- THE REQUEST: Please transcribe the records precisely; pictures stay out of your copy.
╭─ GIVEN ENTRIES
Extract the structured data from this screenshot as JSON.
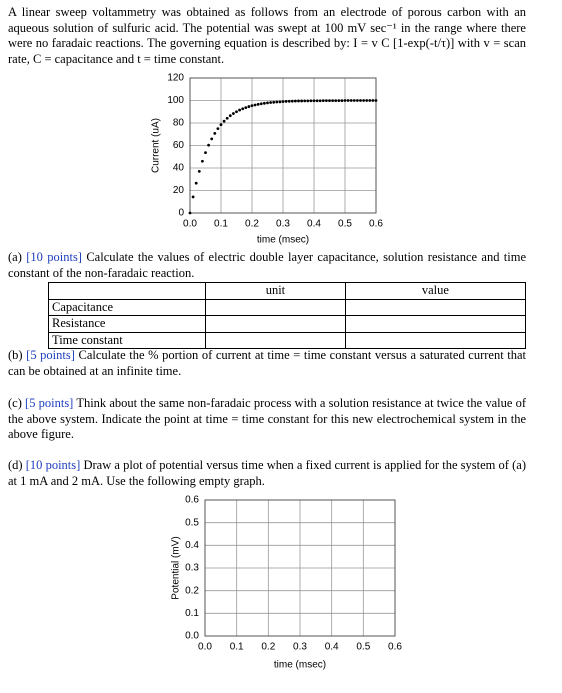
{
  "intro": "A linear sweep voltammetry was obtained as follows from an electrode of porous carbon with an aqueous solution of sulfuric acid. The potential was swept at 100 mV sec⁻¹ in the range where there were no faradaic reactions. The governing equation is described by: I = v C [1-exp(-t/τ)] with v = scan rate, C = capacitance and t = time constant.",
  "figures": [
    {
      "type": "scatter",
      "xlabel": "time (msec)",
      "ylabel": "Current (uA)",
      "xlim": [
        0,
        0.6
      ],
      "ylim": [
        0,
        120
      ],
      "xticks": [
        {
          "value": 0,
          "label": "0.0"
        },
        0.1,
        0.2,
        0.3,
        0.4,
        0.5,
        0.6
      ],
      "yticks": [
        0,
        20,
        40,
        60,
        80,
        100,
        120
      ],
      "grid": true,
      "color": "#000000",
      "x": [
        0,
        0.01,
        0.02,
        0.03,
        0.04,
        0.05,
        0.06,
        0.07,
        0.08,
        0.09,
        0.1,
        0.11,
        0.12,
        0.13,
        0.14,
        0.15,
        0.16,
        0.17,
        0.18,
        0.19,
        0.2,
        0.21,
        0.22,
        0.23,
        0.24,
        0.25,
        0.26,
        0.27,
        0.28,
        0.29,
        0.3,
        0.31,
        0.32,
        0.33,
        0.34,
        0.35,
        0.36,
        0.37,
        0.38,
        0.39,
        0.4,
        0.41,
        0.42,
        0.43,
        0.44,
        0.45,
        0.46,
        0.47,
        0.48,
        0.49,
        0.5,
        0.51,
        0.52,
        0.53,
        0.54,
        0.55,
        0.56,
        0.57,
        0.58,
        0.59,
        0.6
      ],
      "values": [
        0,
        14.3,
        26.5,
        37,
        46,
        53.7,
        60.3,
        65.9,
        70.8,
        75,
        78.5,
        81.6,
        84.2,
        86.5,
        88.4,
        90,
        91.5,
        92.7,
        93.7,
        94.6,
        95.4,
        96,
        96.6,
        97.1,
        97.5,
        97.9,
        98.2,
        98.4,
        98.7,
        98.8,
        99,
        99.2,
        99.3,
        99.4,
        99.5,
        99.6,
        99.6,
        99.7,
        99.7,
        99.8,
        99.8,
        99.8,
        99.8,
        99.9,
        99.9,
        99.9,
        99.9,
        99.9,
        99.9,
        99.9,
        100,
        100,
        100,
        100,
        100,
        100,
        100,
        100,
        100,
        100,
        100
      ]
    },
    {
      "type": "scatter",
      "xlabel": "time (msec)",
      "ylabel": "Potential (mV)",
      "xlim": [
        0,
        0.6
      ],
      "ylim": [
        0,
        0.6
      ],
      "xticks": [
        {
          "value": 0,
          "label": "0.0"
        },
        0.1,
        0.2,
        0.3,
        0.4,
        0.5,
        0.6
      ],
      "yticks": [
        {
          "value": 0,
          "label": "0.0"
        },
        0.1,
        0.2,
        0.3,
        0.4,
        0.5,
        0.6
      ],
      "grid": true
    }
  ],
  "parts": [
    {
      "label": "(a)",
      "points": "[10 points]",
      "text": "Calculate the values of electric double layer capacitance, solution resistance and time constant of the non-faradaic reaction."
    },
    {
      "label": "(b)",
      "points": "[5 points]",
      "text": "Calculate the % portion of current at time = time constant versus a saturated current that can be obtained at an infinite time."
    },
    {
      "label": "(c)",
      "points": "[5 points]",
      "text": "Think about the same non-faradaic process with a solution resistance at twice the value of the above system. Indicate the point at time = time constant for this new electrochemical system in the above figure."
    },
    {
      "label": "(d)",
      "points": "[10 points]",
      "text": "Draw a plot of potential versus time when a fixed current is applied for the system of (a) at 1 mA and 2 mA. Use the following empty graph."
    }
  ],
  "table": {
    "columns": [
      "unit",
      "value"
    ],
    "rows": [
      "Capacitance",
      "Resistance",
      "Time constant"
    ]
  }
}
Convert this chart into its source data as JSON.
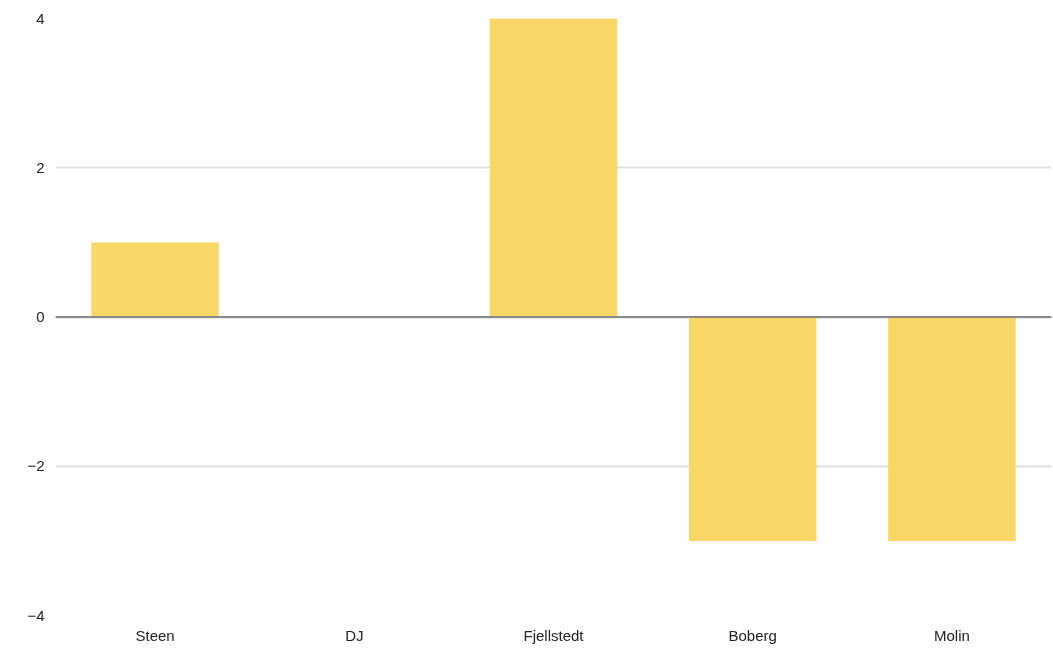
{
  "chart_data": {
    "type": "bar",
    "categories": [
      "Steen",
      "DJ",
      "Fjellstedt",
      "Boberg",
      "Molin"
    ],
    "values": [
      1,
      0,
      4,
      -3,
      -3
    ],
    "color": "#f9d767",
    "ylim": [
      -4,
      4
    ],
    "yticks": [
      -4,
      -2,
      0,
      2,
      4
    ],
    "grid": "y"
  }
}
╰─
- EXPECTED OUTPUT:
Extract the structured data from this screenshot as JSON.
{
  "intro": "A linear sweep voltammetry was obtained as follows from an electrode of porous carbon with an aqueous solution of sulfuric acid. The potential was swept at 100 mV sec⁻¹ in the range where there were no faradaic reactions. The governing equation is described by: I = v C [1-exp(-t/τ)] with v = scan rate, C = capacitance and t = time constant.",
  "figures": [
    {
      "type": "scatter",
      "xlabel": "time (msec)",
      "ylabel": "Current (uA)",
      "xlim": [
        0,
        0.6
      ],
      "ylim": [
        0,
        120
      ],
      "xticks": [
        {
          "value": 0,
          "label": "0.0"
        },
        0.1,
        0.2,
        0.3,
        0.4,
        0.5,
        0.6
      ],
      "yticks": [
        0,
        20,
        40,
        60,
        80,
        100,
        120
      ],
      "grid": true,
      "color": "#000000",
      "x": [
        0,
        0.01,
        0.02,
        0.03,
        0.04,
        0.05,
        0.06,
        0.07,
        0.08,
        0.09,
        0.1,
        0.11,
        0.12,
        0.13,
        0.14,
        0.15,
        0.16,
        0.17,
        0.18,
        0.19,
        0.2,
        0.21,
        0.22,
        0.23,
        0.24,
        0.25,
        0.26,
        0.27,
        0.28,
        0.29,
        0.3,
        0.31,
        0.32,
        0.33,
        0.34,
        0.35,
        0.36,
        0.37,
        0.38,
        0.39,
        0.4,
        0.41,
        0.42,
        0.43,
        0.44,
        0.45,
        0.46,
        0.47,
        0.48,
        0.49,
        0.5,
        0.51,
        0.52,
        0.53,
        0.54,
        0.55,
        0.56,
        0.57,
        0.58,
        0.59,
        0.6
      ],
      "values": [
        0,
        14.3,
        26.5,
        37,
        46,
        53.7,
        60.3,
        65.9,
        70.8,
        75,
        78.5,
        81.6,
        84.2,
        86.5,
        88.4,
        90,
        91.5,
        92.7,
        93.7,
        94.6,
        95.4,
        96,
        96.6,
        97.1,
        97.5,
        97.9,
        98.2,
        98.4,
        98.7,
        98.8,
        99,
        99.2,
        99.3,
        99.4,
        99.5,
        99.6,
        99.6,
        99.7,
        99.7,
        99.8,
        99.8,
        99.8,
        99.8,
        99.9,
        99.9,
        99.9,
        99.9,
        99.9,
        99.9,
        99.9,
        100,
        100,
        100,
        100,
        100,
        100,
        100,
        100,
        100,
        100,
        100
      ]
    },
    {
      "type": "scatter",
      "xlabel": "time (msec)",
      "ylabel": "Potential (mV)",
      "xlim": [
        0,
        0.6
      ],
      "ylim": [
        0,
        0.6
      ],
      "xticks": [
        {
          "value": 0,
          "label": "0.0"
        },
        0.1,
        0.2,
        0.3,
        0.4,
        0.5,
        0.6
      ],
      "yticks": [
        {
          "value": 0,
          "label": "0.0"
        },
        0.1,
        0.2,
        0.3,
        0.4,
        0.5,
        0.6
      ],
      "grid": true
    }
  ],
  "parts": [
    {
      "label": "(a)",
      "points": "[10 points]",
      "text": "Calculate the values of electric double layer capacitance, solution resistance and time constant of the non-faradaic reaction."
    },
    {
      "label": "(b)",
      "points": "[5 points]",
      "text": "Calculate the % portion of current at time = time constant versus a saturated current that can be obtained at an infinite time."
    },
    {
      "label": "(c)",
      "points": "[5 points]",
      "text": "Think about the same non-faradaic process with a solution resistance at twice the value of the above system. Indicate the point at time = time constant for this new electrochemical system in the above figure."
    },
    {
      "label": "(d)",
      "points": "[10 points]",
      "text": "Draw a plot of potential versus time when a fixed current is applied for the system of (a) at 1 mA and 2 mA. Use the following empty graph."
    }
  ],
  "table": {
    "columns": [
      "unit",
      "value"
    ],
    "rows": [
      "Capacitance",
      "Resistance",
      "Time constant"
    ]
  }
}
Convert this chart into its source data as JSON.
{
  "chart_data": {
    "type": "bar",
    "categories": [
      "Steen",
      "DJ",
      "Fjellstedt",
      "Boberg",
      "Molin"
    ],
    "values": [
      1,
      0,
      4,
      -3,
      -3
    ],
    "color": "#f9d767",
    "ylim": [
      -4,
      4
    ],
    "yticks": [
      -4,
      -2,
      0,
      2,
      4
    ],
    "grid": "y"
  }
}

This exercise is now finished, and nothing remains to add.